··· The data

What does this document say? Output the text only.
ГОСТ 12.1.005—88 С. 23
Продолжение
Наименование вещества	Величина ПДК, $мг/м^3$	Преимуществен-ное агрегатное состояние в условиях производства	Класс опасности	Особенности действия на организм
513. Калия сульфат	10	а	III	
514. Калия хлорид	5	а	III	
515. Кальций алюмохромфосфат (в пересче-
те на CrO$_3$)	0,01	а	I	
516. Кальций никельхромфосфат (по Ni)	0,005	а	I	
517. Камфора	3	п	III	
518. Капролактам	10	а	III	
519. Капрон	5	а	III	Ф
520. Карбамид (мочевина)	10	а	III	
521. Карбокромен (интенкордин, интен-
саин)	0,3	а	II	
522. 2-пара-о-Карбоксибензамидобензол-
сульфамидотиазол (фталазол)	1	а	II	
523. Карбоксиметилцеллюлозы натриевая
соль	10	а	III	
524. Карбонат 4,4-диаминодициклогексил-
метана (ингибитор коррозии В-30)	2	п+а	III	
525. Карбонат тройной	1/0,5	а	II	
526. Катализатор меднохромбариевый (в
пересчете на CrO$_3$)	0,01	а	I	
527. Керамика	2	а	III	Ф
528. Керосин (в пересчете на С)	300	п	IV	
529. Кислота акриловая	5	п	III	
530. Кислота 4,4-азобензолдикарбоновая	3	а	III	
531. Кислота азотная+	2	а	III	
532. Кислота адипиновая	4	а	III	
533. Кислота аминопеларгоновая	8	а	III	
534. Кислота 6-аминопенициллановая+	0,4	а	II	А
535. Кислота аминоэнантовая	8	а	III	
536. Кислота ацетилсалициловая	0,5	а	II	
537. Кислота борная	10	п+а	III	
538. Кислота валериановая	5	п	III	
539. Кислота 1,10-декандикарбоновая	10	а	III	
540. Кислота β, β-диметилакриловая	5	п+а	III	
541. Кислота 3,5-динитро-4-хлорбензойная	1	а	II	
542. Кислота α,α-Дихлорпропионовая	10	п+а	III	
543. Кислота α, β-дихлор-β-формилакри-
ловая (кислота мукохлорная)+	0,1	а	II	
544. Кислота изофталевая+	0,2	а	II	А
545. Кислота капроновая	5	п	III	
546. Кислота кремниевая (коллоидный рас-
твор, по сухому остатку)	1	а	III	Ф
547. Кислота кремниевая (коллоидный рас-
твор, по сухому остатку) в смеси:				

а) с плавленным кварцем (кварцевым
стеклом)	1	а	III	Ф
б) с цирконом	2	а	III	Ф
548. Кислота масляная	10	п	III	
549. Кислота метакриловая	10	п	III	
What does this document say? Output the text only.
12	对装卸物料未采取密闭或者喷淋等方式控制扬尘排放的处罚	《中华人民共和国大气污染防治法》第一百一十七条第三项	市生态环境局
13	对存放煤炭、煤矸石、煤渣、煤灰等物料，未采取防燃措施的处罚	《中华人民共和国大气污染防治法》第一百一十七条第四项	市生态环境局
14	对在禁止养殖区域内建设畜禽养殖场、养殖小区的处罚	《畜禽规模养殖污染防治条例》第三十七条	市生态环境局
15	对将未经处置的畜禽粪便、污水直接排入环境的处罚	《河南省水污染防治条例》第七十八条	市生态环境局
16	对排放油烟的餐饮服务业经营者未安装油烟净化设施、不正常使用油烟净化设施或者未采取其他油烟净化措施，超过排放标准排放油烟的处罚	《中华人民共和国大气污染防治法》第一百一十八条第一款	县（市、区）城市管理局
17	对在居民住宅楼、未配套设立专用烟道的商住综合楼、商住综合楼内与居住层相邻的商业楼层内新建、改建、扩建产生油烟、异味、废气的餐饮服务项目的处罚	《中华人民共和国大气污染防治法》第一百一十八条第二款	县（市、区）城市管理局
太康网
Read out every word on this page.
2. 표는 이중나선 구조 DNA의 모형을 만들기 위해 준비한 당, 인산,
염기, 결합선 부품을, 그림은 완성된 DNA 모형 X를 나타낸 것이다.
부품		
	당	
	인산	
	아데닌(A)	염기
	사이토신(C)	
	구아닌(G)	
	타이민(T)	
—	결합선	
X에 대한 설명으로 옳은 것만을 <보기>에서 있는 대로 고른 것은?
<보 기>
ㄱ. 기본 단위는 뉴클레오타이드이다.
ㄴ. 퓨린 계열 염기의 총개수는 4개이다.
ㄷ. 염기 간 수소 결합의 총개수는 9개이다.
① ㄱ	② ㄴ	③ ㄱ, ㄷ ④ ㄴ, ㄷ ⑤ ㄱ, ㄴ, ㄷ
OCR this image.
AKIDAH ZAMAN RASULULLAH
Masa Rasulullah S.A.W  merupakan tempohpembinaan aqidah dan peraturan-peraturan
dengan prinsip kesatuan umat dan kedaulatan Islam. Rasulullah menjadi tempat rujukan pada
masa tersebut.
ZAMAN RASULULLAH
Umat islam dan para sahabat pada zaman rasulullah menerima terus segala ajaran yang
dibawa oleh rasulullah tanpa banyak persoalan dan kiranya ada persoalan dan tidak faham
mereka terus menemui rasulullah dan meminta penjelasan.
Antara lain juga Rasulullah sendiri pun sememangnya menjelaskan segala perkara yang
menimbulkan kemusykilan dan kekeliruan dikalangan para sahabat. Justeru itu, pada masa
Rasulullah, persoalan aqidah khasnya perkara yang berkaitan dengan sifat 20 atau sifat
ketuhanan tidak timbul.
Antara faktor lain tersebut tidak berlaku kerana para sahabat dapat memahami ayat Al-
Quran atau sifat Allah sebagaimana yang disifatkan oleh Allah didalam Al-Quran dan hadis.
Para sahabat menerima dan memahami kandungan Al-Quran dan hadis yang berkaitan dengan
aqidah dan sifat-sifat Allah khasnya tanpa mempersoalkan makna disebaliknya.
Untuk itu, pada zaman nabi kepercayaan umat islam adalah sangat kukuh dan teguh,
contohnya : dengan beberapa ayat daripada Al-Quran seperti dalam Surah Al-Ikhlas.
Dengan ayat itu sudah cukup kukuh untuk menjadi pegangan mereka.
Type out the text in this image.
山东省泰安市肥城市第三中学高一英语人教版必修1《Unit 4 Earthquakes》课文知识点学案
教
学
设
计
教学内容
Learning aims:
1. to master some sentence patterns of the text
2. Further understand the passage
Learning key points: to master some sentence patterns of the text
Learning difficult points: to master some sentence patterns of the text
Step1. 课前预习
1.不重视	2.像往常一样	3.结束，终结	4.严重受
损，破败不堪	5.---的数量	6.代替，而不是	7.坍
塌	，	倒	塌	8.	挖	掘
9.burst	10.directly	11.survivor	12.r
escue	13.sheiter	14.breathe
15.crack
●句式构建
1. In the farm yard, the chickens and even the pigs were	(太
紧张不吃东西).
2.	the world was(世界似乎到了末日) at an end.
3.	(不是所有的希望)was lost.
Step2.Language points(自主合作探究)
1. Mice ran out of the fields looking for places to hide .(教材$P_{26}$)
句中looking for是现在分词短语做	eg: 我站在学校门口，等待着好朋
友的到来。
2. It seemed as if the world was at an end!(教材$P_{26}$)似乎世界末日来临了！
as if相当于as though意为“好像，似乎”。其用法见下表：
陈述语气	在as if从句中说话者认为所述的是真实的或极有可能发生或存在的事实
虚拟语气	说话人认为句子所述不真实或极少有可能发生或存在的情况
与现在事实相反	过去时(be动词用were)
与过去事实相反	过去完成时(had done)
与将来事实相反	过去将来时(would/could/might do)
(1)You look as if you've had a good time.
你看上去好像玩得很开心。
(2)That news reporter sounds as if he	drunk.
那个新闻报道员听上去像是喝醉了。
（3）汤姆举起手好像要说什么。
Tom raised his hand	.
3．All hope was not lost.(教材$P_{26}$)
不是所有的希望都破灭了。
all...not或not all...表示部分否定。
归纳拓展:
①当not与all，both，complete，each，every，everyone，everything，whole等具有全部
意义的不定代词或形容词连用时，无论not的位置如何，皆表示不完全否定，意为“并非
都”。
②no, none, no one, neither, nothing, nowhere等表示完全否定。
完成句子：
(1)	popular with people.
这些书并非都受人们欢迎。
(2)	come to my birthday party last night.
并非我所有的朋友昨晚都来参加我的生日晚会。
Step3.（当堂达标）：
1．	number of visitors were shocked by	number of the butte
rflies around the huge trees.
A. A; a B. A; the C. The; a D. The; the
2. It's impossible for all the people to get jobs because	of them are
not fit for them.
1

······

● **Aim**:
Search the entries for the word "every", then list each line that holds it.

● **Answer to this task**:
Read out every word on this page.
①当not与all，both，complete，each，every，everyone，everything，whole等具有全部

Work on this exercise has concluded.